### INFORMATION SHOWN

◇ ◇ ◇

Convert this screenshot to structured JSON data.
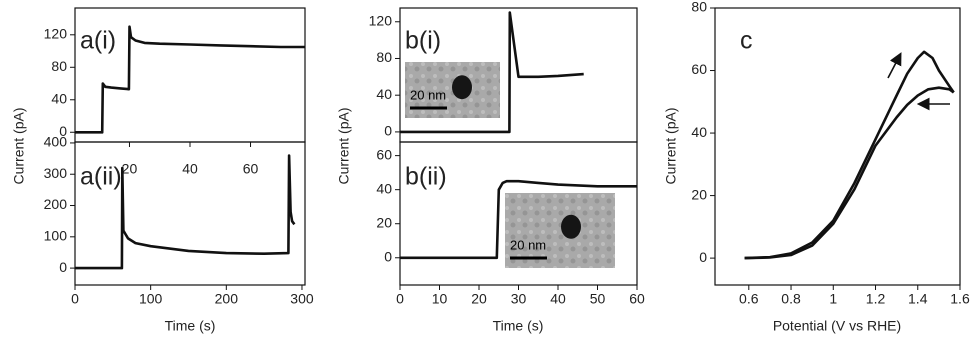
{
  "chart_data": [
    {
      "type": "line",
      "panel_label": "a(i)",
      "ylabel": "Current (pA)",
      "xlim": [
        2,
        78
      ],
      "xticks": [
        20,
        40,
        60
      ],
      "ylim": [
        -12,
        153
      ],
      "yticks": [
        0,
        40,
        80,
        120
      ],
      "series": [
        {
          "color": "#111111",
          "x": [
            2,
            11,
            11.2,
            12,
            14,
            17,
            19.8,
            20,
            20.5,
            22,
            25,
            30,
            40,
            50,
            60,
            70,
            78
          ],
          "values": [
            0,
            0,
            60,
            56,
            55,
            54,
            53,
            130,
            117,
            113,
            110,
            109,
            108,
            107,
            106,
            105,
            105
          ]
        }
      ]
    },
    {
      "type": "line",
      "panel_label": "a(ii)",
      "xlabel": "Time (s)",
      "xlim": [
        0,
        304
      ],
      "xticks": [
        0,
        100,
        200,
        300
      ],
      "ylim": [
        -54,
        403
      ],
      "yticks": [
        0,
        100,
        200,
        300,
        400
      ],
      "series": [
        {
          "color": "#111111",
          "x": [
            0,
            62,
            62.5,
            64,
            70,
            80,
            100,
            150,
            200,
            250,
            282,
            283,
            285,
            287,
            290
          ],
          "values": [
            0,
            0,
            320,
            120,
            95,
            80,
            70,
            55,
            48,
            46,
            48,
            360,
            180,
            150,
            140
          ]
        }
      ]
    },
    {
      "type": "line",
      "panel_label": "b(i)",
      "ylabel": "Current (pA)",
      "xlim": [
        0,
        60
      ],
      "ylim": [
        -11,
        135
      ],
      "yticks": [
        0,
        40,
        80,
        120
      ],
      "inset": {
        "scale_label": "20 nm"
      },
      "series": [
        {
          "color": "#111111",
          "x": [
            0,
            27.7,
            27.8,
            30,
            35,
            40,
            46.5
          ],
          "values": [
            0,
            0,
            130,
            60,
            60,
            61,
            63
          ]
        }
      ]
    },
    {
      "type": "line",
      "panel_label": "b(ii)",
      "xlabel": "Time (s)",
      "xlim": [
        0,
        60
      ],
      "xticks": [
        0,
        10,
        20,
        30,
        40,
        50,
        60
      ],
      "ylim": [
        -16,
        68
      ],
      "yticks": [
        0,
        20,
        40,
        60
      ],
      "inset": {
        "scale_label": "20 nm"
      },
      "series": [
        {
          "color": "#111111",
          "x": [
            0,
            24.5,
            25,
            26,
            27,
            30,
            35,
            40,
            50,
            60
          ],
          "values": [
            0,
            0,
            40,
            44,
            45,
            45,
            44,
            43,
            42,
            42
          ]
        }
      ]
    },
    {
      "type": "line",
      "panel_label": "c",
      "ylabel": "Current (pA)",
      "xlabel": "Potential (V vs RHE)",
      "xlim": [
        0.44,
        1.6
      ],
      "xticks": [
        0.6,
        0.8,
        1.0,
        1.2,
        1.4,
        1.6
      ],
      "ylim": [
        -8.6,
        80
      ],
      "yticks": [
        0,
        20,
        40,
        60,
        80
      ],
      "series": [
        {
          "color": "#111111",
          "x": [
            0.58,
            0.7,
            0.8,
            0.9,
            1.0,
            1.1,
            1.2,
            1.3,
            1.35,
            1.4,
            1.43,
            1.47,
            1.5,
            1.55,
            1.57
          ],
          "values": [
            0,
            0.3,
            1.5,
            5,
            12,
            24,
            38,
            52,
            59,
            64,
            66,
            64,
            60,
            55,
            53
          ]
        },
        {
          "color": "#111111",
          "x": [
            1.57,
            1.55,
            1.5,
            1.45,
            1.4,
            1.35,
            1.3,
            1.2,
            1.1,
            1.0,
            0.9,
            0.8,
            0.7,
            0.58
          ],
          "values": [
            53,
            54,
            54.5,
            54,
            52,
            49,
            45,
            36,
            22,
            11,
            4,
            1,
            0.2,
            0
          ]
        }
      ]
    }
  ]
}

◇ ◇ ◇

### SET TASK
Repeat the records above exactly, leaving out any pictures they contain.

### SOLVED EXERCISE
Convert this screenshot to structured JSON data.
{
  "chart_data": [
    {
      "type": "line",
      "panel_label": "a(i)",
      "ylabel": "Current (pA)",
      "xlim": [
        2,
        78
      ],
      "xticks": [
        20,
        40,
        60
      ],
      "ylim": [
        -12,
        153
      ],
      "yticks": [
        0,
        40,
        80,
        120
      ],
      "series": [
        {
          "color": "#111111",
          "x": [
            2,
            11,
            11.2,
            12,
            14,
            17,
            19.8,
            20,
            20.5,
            22,
            25,
            30,
            40,
            50,
            60,
            70,
            78
          ],
          "values": [
            0,
            0,
            60,
            56,
            55,
            54,
            53,
            130,
            117,
            113,
            110,
            109,
            108,
            107,
            106,
            105,
            105
          ]
        }
      ]
    },
    {
      "type": "line",
      "panel_label": "a(ii)",
      "xlabel": "Time (s)",
      "xlim": [
        0,
        304
      ],
      "xticks": [
        0,
        100,
        200,
        300
      ],
      "ylim": [
        -54,
        403
      ],
      "yticks": [
        0,
        100,
        200,
        300,
        400
      ],
      "series": [
        {
          "color": "#111111",
          "x": [
            0,
            62,
            62.5,
            64,
            70,
            80,
            100,
            150,
            200,
            250,
            282,
            283,
            285,
            287,
            290
          ],
          "values": [
            0,
            0,
            320,
            120,
            95,
            80,
            70,
            55,
            48,
            46,
            48,
            360,
            180,
            150,
            140
          ]
        }
      ]
    },
    {
      "type": "line",
      "panel_label": "b(i)",
      "ylabel": "Current (pA)",
      "xlim": [
        0,
        60
      ],
      "ylim": [
        -11,
        135
      ],
      "yticks": [
        0,
        40,
        80,
        120
      ],
      "inset": {
        "scale_label": "20 nm"
      },
      "series": [
        {
          "color": "#111111",
          "x": [
            0,
            27.7,
            27.8,
            30,
            35,
            40,
            46.5
          ],
          "values": [
            0,
            0,
            130,
            60,
            60,
            61,
            63
          ]
        }
      ]
    },
    {
      "type": "line",
      "panel_label": "b(ii)",
      "xlabel": "Time (s)",
      "xlim": [
        0,
        60
      ],
      "xticks": [
        0,
        10,
        20,
        30,
        40,
        50,
        60
      ],
      "ylim": [
        -16,
        68
      ],
      "yticks": [
        0,
        20,
        40,
        60
      ],
      "inset": {
        "scale_label": "20 nm"
      },
      "series": [
        {
          "color": "#111111",
          "x": [
            0,
            24.5,
            25,
            26,
            27,
            30,
            35,
            40,
            50,
            60
          ],
          "values": [
            0,
            0,
            40,
            44,
            45,
            45,
            44,
            43,
            42,
            42
          ]
        }
      ]
    },
    {
      "type": "line",
      "panel_label": "c",
      "ylabel": "Current (pA)",
      "xlabel": "Potential (V vs RHE)",
      "xlim": [
        0.44,
        1.6
      ],
      "xticks": [
        0.6,
        0.8,
        1.0,
        1.2,
        1.4,
        1.6
      ],
      "ylim": [
        -8.6,
        80
      ],
      "yticks": [
        0,
        20,
        40,
        60,
        80
      ],
      "series": [
        {
          "color": "#111111",
          "x": [
            0.58,
            0.7,
            0.8,
            0.9,
            1.0,
            1.1,
            1.2,
            1.3,
            1.35,
            1.4,
            1.43,
            1.47,
            1.5,
            1.55,
            1.57
          ],
          "values": [
            0,
            0.3,
            1.5,
            5,
            12,
            24,
            38,
            52,
            59,
            64,
            66,
            64,
            60,
            55,
            53
          ]
        },
        {
          "color": "#111111",
          "x": [
            1.57,
            1.55,
            1.5,
            1.45,
            1.4,
            1.35,
            1.3,
            1.2,
            1.1,
            1.0,
            0.9,
            0.8,
            0.7,
            0.58
          ],
          "values": [
            53,
            54,
            54.5,
            54,
            52,
            49,
            45,
            36,
            22,
            11,
            4,
            1,
            0.2,
            0
          ]
        }
      ]
    }
  ]
}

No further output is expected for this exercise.